§ What needs to be done
Copy the records word for word, from the start of the records through the line that contains "tab-search-icon[interactable]: ⌄: [1141, 0, 1151, 22]", including that line.

========================================

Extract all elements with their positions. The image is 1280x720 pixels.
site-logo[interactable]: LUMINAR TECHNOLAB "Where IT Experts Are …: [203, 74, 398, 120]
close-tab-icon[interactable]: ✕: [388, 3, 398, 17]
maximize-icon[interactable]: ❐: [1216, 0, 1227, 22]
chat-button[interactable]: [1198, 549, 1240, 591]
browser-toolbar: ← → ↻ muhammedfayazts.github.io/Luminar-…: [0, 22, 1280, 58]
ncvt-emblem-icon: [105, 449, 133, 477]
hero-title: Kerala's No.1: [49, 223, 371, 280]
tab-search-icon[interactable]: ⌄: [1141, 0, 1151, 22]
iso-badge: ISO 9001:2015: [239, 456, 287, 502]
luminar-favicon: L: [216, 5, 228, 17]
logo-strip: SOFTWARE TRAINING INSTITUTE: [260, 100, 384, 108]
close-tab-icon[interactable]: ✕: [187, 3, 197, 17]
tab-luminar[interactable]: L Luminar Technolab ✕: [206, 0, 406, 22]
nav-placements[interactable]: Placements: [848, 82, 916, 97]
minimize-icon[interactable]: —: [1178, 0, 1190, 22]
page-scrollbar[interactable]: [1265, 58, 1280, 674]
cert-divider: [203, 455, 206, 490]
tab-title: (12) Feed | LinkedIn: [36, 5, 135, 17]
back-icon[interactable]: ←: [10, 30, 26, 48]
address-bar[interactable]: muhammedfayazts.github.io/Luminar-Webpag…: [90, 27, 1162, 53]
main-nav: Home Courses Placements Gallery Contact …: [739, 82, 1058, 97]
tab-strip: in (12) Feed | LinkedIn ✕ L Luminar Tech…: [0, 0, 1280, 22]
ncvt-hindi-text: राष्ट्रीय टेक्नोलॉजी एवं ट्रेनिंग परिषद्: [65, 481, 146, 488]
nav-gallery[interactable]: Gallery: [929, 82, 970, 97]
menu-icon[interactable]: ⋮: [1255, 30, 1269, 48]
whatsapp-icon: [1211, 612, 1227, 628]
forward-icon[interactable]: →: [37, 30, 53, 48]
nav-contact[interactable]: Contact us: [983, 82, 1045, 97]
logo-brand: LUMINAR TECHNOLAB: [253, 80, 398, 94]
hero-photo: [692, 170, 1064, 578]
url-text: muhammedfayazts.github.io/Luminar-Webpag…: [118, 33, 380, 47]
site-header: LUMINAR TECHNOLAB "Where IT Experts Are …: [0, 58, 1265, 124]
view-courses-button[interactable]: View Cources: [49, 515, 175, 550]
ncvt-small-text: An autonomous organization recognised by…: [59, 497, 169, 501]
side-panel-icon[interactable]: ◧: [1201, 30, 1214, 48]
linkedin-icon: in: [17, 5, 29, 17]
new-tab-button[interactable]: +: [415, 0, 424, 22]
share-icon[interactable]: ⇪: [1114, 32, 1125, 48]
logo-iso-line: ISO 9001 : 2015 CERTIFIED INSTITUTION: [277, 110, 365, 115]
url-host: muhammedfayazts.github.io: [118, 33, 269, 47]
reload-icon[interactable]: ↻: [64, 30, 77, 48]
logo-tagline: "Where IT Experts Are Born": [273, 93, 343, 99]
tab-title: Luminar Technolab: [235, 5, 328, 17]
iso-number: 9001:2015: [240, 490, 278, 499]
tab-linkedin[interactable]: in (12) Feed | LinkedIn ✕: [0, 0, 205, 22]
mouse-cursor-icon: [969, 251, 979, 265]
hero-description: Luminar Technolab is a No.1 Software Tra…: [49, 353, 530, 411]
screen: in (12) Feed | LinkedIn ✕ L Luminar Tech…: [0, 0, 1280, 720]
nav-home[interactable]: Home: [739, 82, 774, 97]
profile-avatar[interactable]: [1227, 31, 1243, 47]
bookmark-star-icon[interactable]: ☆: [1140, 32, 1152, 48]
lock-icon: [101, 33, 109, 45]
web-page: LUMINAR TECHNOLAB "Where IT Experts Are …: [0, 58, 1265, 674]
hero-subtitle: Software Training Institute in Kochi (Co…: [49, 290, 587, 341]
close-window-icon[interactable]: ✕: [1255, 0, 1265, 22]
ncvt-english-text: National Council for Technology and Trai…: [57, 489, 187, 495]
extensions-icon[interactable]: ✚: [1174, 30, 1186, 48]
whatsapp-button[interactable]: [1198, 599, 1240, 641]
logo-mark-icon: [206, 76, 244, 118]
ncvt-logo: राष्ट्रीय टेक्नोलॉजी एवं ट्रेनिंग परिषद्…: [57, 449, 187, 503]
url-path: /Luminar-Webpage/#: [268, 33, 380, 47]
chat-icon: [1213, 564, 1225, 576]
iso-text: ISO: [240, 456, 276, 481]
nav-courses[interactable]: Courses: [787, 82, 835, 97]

========================================

§ Solution to the problem
Extract all elements with their positions. The image is 1280x720 pixels.
site-logo[interactable]: LUMINAR TECHNOLAB "Where IT Experts Are …: [203, 74, 398, 120]
close-tab-icon[interactable]: ✕: [388, 3, 398, 17]
maximize-icon[interactable]: ❐: [1216, 0, 1227, 22]
chat-button[interactable]: [1198, 549, 1240, 591]
browser-toolbar: ← → ↻ muhammedfayazts.github.io/Luminar-…: [0, 22, 1280, 58]
ncvt-emblem-icon: [105, 449, 133, 477]
hero-title: Kerala's No.1: [49, 223, 371, 280]
tab-search-icon[interactable]: ⌄: [1141, 0, 1151, 22]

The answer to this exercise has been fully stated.